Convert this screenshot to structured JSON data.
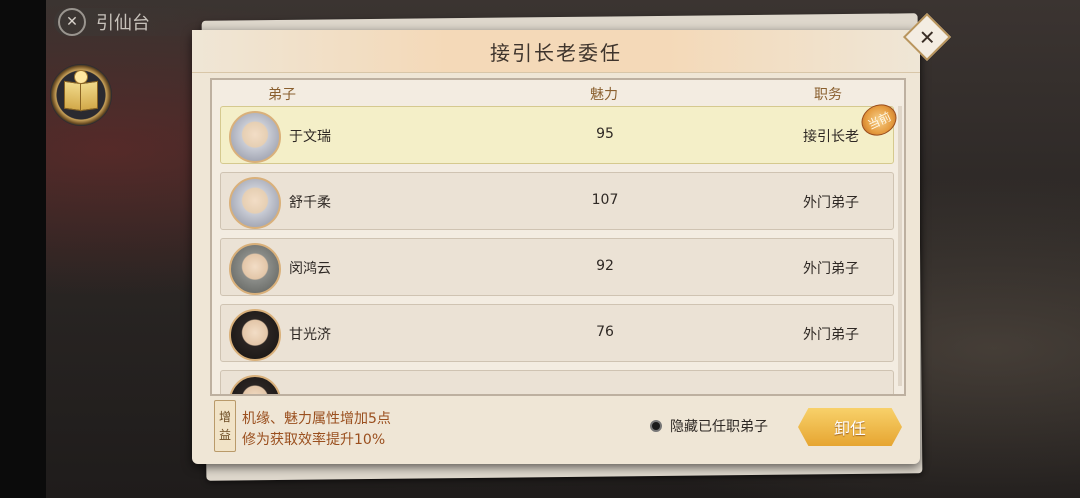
{
  "header": {
    "location_label": "引仙台",
    "close_icon": "close-icon"
  },
  "side": {
    "book_icon": "book-icon"
  },
  "dialog": {
    "title": "接引长老委任",
    "close_icon": "close-icon",
    "columns": [
      "弟子",
      "魅力",
      "职务"
    ],
    "rows": [
      {
        "name": "于文瑞",
        "charm": "95",
        "role": "接引长老",
        "selected": true,
        "badge": "当前"
      },
      {
        "name": "舒千柔",
        "charm": "107",
        "role": "外门弟子"
      },
      {
        "name": "闵鸿云",
        "charm": "92",
        "role": "外门弟子"
      },
      {
        "name": "甘光济",
        "charm": "76",
        "role": "外门弟子"
      }
    ],
    "buff_tag": [
      "增",
      "益"
    ],
    "buff_lines": [
      "机缘、魅力属性增加5点",
      "修为获取效率提升10%"
    ],
    "hide_assigned_label": "隐藏已任职弟子",
    "dismiss_label": "卸任"
  }
}
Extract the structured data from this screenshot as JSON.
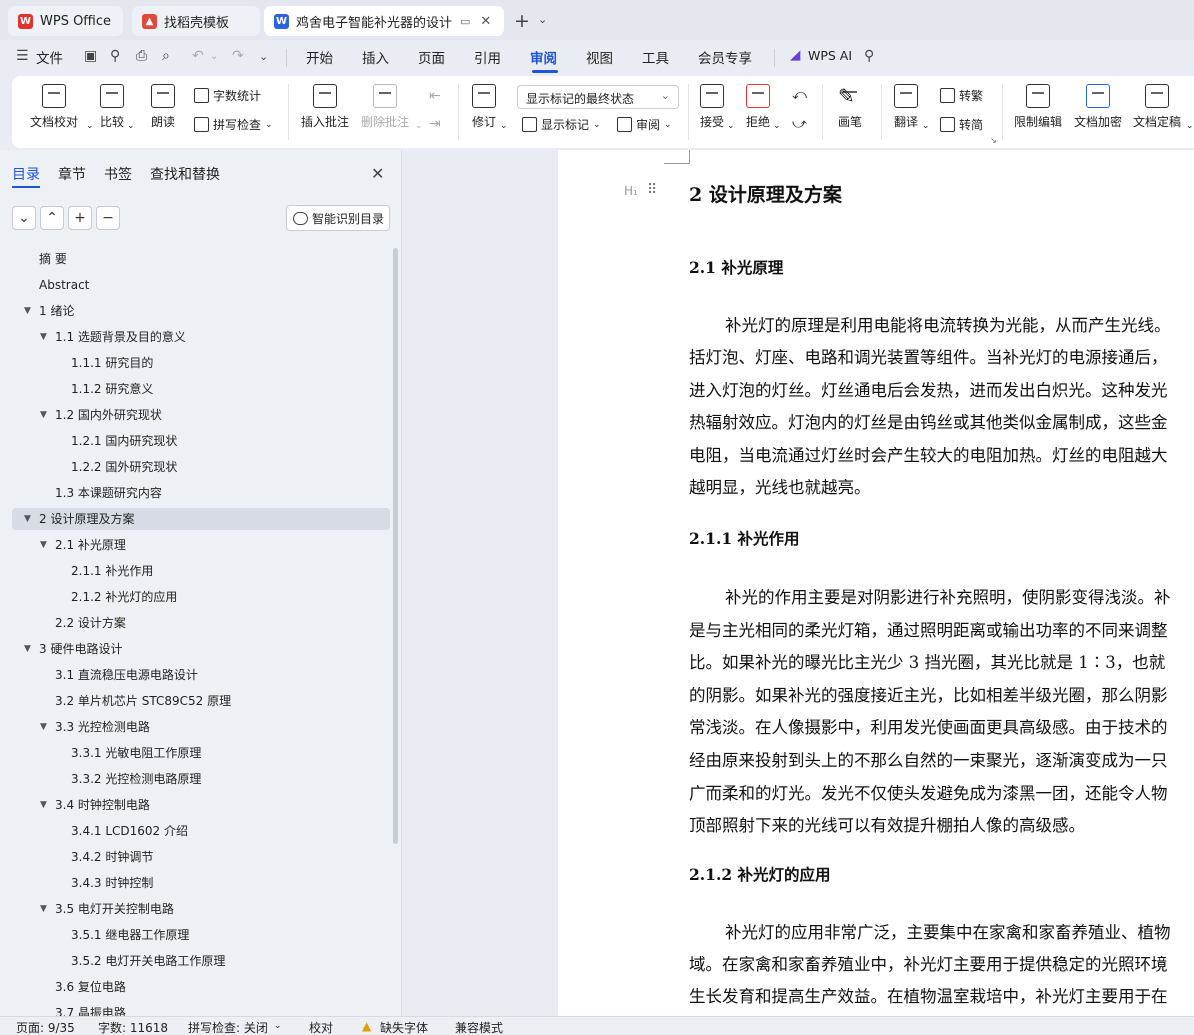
{
  "tabs": [
    {
      "label": "WPS Office",
      "icon": "wps-logo-icon"
    },
    {
      "label": "找稻壳模板",
      "icon": "docer-icon"
    },
    {
      "label": "鸡舍电子智能补光器的设计 毕",
      "icon": "word-doc-icon"
    }
  ],
  "menu": {
    "file": "文件",
    "items": [
      "开始",
      "插入",
      "页面",
      "引用",
      "审阅",
      "视图",
      "工具",
      "会员专享"
    ],
    "active": "审阅",
    "wps_ai": "WPS AI"
  },
  "ribbon": {
    "doc_proofread": "文档校对",
    "compare": "比较",
    "read_aloud": "朗读",
    "word_count": "字数统计",
    "spell_check": "拼写检查",
    "insert_comment": "插入批注",
    "delete_comment": "删除批注",
    "revise": "修订",
    "markup_select": "显示标记的最终状态",
    "show_markup": "显示标记",
    "review": "审阅",
    "accept": "接受",
    "reject": "拒绝",
    "pen": "画笔",
    "translate": "翻译",
    "to_traditional": "转繁",
    "to_simplified": "转简",
    "restrict_edit": "限制编辑",
    "encrypt": "文档加密",
    "finalize": "文档定稿"
  },
  "panel": {
    "tabs": [
      "目录",
      "章节",
      "书签",
      "查找和替换"
    ],
    "smart_toc": "智能识别目录",
    "toc": [
      {
        "label": "摘  要",
        "level": 0,
        "arrow": false
      },
      {
        "label": "Abstract",
        "level": 0,
        "arrow": false
      },
      {
        "label": "1  绪论",
        "level": 0,
        "arrow": true
      },
      {
        "label": "1.1   选题背景及目的意义",
        "level": 1,
        "arrow": true
      },
      {
        "label": "1.1.1  研究目的",
        "level": 2,
        "arrow": false
      },
      {
        "label": "1.1.2  研究意义",
        "level": 2,
        "arrow": false
      },
      {
        "label": "1.2   国内外研究现状",
        "level": 1,
        "arrow": true
      },
      {
        "label": "1.2.1    国内研究现状",
        "level": 2,
        "arrow": false
      },
      {
        "label": "1.2.2    国外研究现状",
        "level": 2,
        "arrow": false
      },
      {
        "label": "1.3   本课题研究内容",
        "level": 1,
        "arrow": false
      },
      {
        "label": "2   设计原理及方案",
        "level": 0,
        "arrow": true,
        "selected": true
      },
      {
        "label": "2.1   补光原理",
        "level": 1,
        "arrow": true
      },
      {
        "label": "2.1.1  补光作用",
        "level": 2,
        "arrow": false
      },
      {
        "label": "2.1.2  补光灯的应用",
        "level": 2,
        "arrow": false
      },
      {
        "label": "2.2   设计方案",
        "level": 1,
        "arrow": false
      },
      {
        "label": "3   硬件电路设计",
        "level": 0,
        "arrow": true
      },
      {
        "label": "3.1   直流稳压电源电路设计",
        "level": 1,
        "arrow": false
      },
      {
        "label": "3.2   单片机芯片 STC89C52 原理",
        "level": 1,
        "arrow": false
      },
      {
        "label": "3.3   光控检测电路",
        "level": 1,
        "arrow": true
      },
      {
        "label": "3.3.1  光敏电阻工作原理",
        "level": 2,
        "arrow": false
      },
      {
        "label": "3.3.2   光控检测电路原理",
        "level": 2,
        "arrow": false
      },
      {
        "label": "3.4   时钟控制电路",
        "level": 1,
        "arrow": true
      },
      {
        "label": "3.4.1 LCD1602 介绍",
        "level": 2,
        "arrow": false
      },
      {
        "label": "3.4.2  时钟调节",
        "level": 2,
        "arrow": false
      },
      {
        "label": "3.4.3  时钟控制",
        "level": 2,
        "arrow": false
      },
      {
        "label": "3.5   电灯开关控制电路",
        "level": 1,
        "arrow": true
      },
      {
        "label": "3.5.1  继电器工作原理",
        "level": 2,
        "arrow": false
      },
      {
        "label": "3.5.2  电灯开关电路工作原理",
        "level": 2,
        "arrow": false
      },
      {
        "label": "3.6   复位电路",
        "level": 1,
        "arrow": false
      },
      {
        "label": "3.7   晶振电路",
        "level": 1,
        "arrow": false
      }
    ]
  },
  "document": {
    "h1": "2   设计原理及方案",
    "h1_marker": "H₁",
    "h2": "2.1   补光原理",
    "para1": [
      "补光灯的原理是利用电能将电流转换为光能，从而产生光线。",
      "括灯泡、灯座、电路和调光装置等组件。当补光灯的电源接通后，",
      "进入灯泡的灯丝。灯丝通电后会发热，进而发出白炽光。这种发光",
      "热辐射效应。灯泡内的灯丝是由钨丝或其他类似金属制成，这些金",
      "电阻，当电流通过灯丝时会产生较大的电阻加热。灯丝的电阻越大",
      "越明显，光线也就越亮。"
    ],
    "h3a": "2.1.1  补光作用",
    "para2": [
      "补光的作用主要是对阴影进行补充照明，使阴影变得浅淡。补",
      "是与主光相同的柔光灯箱，通过照明距离或输出功率的不同来调整",
      "比。如果补光的曝光比主光少 3 挡光圈，其光比就是 1∶3，也就",
      "的阴影。如果补光的强度接近主光，比如相差半级光圈，那么阴影",
      "常浅淡。在人像摄影中，利用发光使画面更具高级感。由于技术的",
      "经由原来投射到头上的不那么自然的一束聚光，逐渐演变成为一只",
      "广而柔和的灯光。发光不仅使头发避免成为漆黑一团，还能令人物",
      "顶部照射下来的光线可以有效提升棚拍人像的高级感。"
    ],
    "h3b": "2.1.2  补光灯的应用",
    "para3": [
      "补光灯的应用非常广泛，主要集中在家禽和家畜养殖业、植物",
      "域。在家禽和家畜养殖业中，补光灯主要用于提供稳定的光照环境",
      "生长发育和提高生产效益。在植物温室栽培中，补光灯主要用于在"
    ]
  },
  "status": {
    "page": "页面: 9/35",
    "words": "字数: 11618",
    "spell": "拼写检查: 关闭",
    "proof": "校对",
    "missing_font": "缺失字体",
    "compat": "兼容模式"
  }
}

++++++++++

Reproduce all of the entries word for word, skipping any pictures they hold.

Convert this screenshot to structured JSON data.
{
  "header": {
    "location_label": "引仙台",
    "close_icon": "close-icon"
  },
  "side": {
    "book_icon": "book-icon"
  },
  "dialog": {
    "title": "接引长老委任",
    "close_icon": "close-icon",
    "columns": [
      "弟子",
      "魅力",
      "职务"
    ],
    "rows": [
      {
        "name": "于文瑞",
        "charm": "95",
        "role": "接引长老",
        "selected": true,
        "badge": "当前"
      },
      {
        "name": "舒千柔",
        "charm": "107",
        "role": "外门弟子"
      },
      {
        "name": "闵鸿云",
        "charm": "92",
        "role": "外门弟子"
      },
      {
        "name": "甘光济",
        "charm": "76",
        "role": "外门弟子"
      }
    ],
    "buff_tag": [
      "增",
      "益"
    ],
    "buff_lines": [
      "机缘、魅力属性增加5点",
      "修为获取效率提升10%"
    ],
    "hide_assigned_label": "隐藏已任职弟子",
    "dismiss_label": "卸任"
  }
}
Extract the structured data from this screenshot as JSON.
{
  "tabs": [
    {
      "label": "WPS Office",
      "icon": "wps-logo-icon"
    },
    {
      "label": "找稻壳模板",
      "icon": "docer-icon"
    },
    {
      "label": "鸡舍电子智能补光器的设计 毕",
      "icon": "word-doc-icon"
    }
  ],
  "menu": {
    "file": "文件",
    "items": [
      "开始",
      "插入",
      "页面",
      "引用",
      "审阅",
      "视图",
      "工具",
      "会员专享"
    ],
    "active": "审阅",
    "wps_ai": "WPS AI"
  },
  "ribbon": {
    "doc_proofread": "文档校对",
    "compare": "比较",
    "read_aloud": "朗读",
    "word_count": "字数统计",
    "spell_check": "拼写检查",
    "insert_comment": "插入批注",
    "delete_comment": "删除批注",
    "revise": "修订",
    "markup_select": "显示标记的最终状态",
    "show_markup": "显示标记",
    "review": "审阅",
    "accept": "接受",
    "reject": "拒绝",
    "pen": "画笔",
    "translate": "翻译",
    "to_traditional": "转繁",
    "to_simplified": "转简",
    "restrict_edit": "限制编辑",
    "encrypt": "文档加密",
    "finalize": "文档定稿"
  },
  "panel": {
    "tabs": [
      "目录",
      "章节",
      "书签",
      "查找和替换"
    ],
    "smart_toc": "智能识别目录",
    "toc": [
      {
        "label": "摘  要",
        "level": 0,
        "arrow": false
      },
      {
        "label": "Abstract",
        "level": 0,
        "arrow": false
      },
      {
        "label": "1  绪论",
        "level": 0,
        "arrow": true
      },
      {
        "label": "1.1   选题背景及目的意义",
        "level": 1,
        "arrow": true
      },
      {
        "label": "1.1.1  研究目的",
        "level": 2,
        "arrow": false
      },
      {
        "label": "1.1.2  研究意义",
        "level": 2,
        "arrow": false
      },
      {
        "label": "1.2   国内外研究现状",
        "level": 1,
        "arrow": true
      },
      {
        "label": "1.2.1    国内研究现状",
        "level": 2,
        "arrow": false
      },
      {
        "label": "1.2.2    国外研究现状",
        "level": 2,
        "arrow": false
      },
      {
        "label": "1.3   本课题研究内容",
        "level": 1,
        "arrow": false
      },
      {
        "label": "2   设计原理及方案",
        "level": 0,
        "arrow": true,
        "selected": true
      },
      {
        "label": "2.1   补光原理",
        "level": 1,
        "arrow": true
      },
      {
        "label": "2.1.1  补光作用",
        "level": 2,
        "arrow": false
      },
      {
        "label": "2.1.2  补光灯的应用",
        "level": 2,
        "arrow": false
      },
      {
        "label": "2.2   设计方案",
        "level": 1,
        "arrow": false
      },
      {
        "label": "3   硬件电路设计",
        "level": 0,
        "arrow": true
      },
      {
        "label": "3.1   直流稳压电源电路设计",
        "level": 1,
        "arrow": false
      },
      {
        "label": "3.2   单片机芯片 STC89C52 原理",
        "level": 1,
        "arrow": false
      },
      {
        "label": "3.3   光控检测电路",
        "level": 1,
        "arrow": true
      },
      {
        "label": "3.3.1  光敏电阻工作原理",
        "level": 2,
        "arrow": false
      },
      {
        "label": "3.3.2   光控检测电路原理",
        "level": 2,
        "arrow": false
      },
      {
        "label": "3.4   时钟控制电路",
        "level": 1,
        "arrow": true
      },
      {
        "label": "3.4.1 LCD1602 介绍",
        "level": 2,
        "arrow": false
      },
      {
        "label": "3.4.2  时钟调节",
        "level": 2,
        "arrow": false
      },
      {
        "label": "3.4.3  时钟控制",
        "level": 2,
        "arrow": false
      },
      {
        "label": "3.5   电灯开关控制电路",
        "level": 1,
        "arrow": true
      },
      {
        "label": "3.5.1  继电器工作原理",
        "level": 2,
        "arrow": false
      },
      {
        "label": "3.5.2  电灯开关电路工作原理",
        "level": 2,
        "arrow": false
      },
      {
        "label": "3.6   复位电路",
        "level": 1,
        "arrow": false
      },
      {
        "label": "3.7   晶振电路",
        "level": 1,
        "arrow": false
      }
    ]
  },
  "document": {
    "h1": "2   设计原理及方案",
    "h1_marker": "H₁",
    "h2": "2.1   补光原理",
    "para1": [
      "补光灯的原理是利用电能将电流转换为光能，从而产生光线。",
      "括灯泡、灯座、电路和调光装置等组件。当补光灯的电源接通后，",
      "进入灯泡的灯丝。灯丝通电后会发热，进而发出白炽光。这种发光",
      "热辐射效应。灯泡内的灯丝是由钨丝或其他类似金属制成，这些金",
      "电阻，当电流通过灯丝时会产生较大的电阻加热。灯丝的电阻越大",
      "越明显，光线也就越亮。"
    ],
    "h3a": "2.1.1  补光作用",
    "para2": [
      "补光的作用主要是对阴影进行补充照明，使阴影变得浅淡。补",
      "是与主光相同的柔光灯箱，通过照明距离或输出功率的不同来调整",
      "比。如果补光的曝光比主光少 3 挡光圈，其光比就是 1∶3，也就",
      "的阴影。如果补光的强度接近主光，比如相差半级光圈，那么阴影",
      "常浅淡。在人像摄影中，利用发光使画面更具高级感。由于技术的",
      "经由原来投射到头上的不那么自然的一束聚光，逐渐演变成为一只",
      "广而柔和的灯光。发光不仅使头发避免成为漆黑一团，还能令人物",
      "顶部照射下来的光线可以有效提升棚拍人像的高级感。"
    ],
    "h3b": "2.1.2  补光灯的应用",
    "para3": [
      "补光灯的应用非常广泛，主要集中在家禽和家畜养殖业、植物",
      "域。在家禽和家畜养殖业中，补光灯主要用于提供稳定的光照环境",
      "生长发育和提高生产效益。在植物温室栽培中，补光灯主要用于在"
    ]
  },
  "status": {
    "page": "页面: 9/35",
    "words": "字数: 11618",
    "spell": "拼写检查: 关闭",
    "proof": "校对",
    "missing_font": "缺失字体",
    "compat": "兼容模式"
  }
}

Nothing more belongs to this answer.